» TASK SET:
- A) Answer these questions from the model registration text below:
(i) What value does the register request give for "name"?
(ii) What should you note in the response to the register request for use in the following steps?
(iii) What transforms the input into the format required by the inputs parameter?
- B) Write out the model registration text word for word, everything from "Each item in" down to "Predict API request.".

Next, use the connector ID from the response to register and deploy the model:

POST /_plugins/_ml/models/_register?deploy=true
{
    "name": "Sagemaker Cross-Encoder model",
    "function_name": "remote",
    "description": "test rerank model",
    "connector_id": "your_connector_id"
}

copy

Note the model ID in the response; you’ll use it in the following steps.

To test the model, call the Predict API:

POST _plugins/_ml/models/your_model_id/_predict
{
  "parameters": {
    "inputs": [
      {
        "text": "I like you",
        "text_pair": "I hate you"
      },
      {
        "text": "I like you",
        "text_pair": "I love you"
      }
    ]
  }
}

copy

Each item in the inputs array comprises a query_text and a text_docs string, separated by a ` . `

Alternatively, you can test the model as follows:

POST _plugins/_ml/_predict/text_similarity/your_model_id
{
  "query_text": "I like you",
  "text_docs": ["I hate you", "I love you"]
}

copy

The connector pre_process_function transforms the input into the format required by the inputs parameter shown in the previous Predict API request.

» INFORMATION SHOWN:
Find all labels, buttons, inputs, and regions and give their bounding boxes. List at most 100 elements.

» SOLUTION LIST:
- A)
(i) "Sagemaker Cross-Encoder model"
(ii) The model ID
(iii) The connector pre_process_function

- B)
Each item in the inputs array comprises a query_text and a text_docs string, separated by a ` . `

Alternatively, you can test the model as follows:

POST _plugins/_ml/_predict/text_similarity/your_model_id
{
  "query_text": "I like you",
  "text_docs": ["I hate you", "I love you"]
}

copy

The connector pre_process_function transforms the input into the format required by the inputs parameter shown in the previous Predict API request.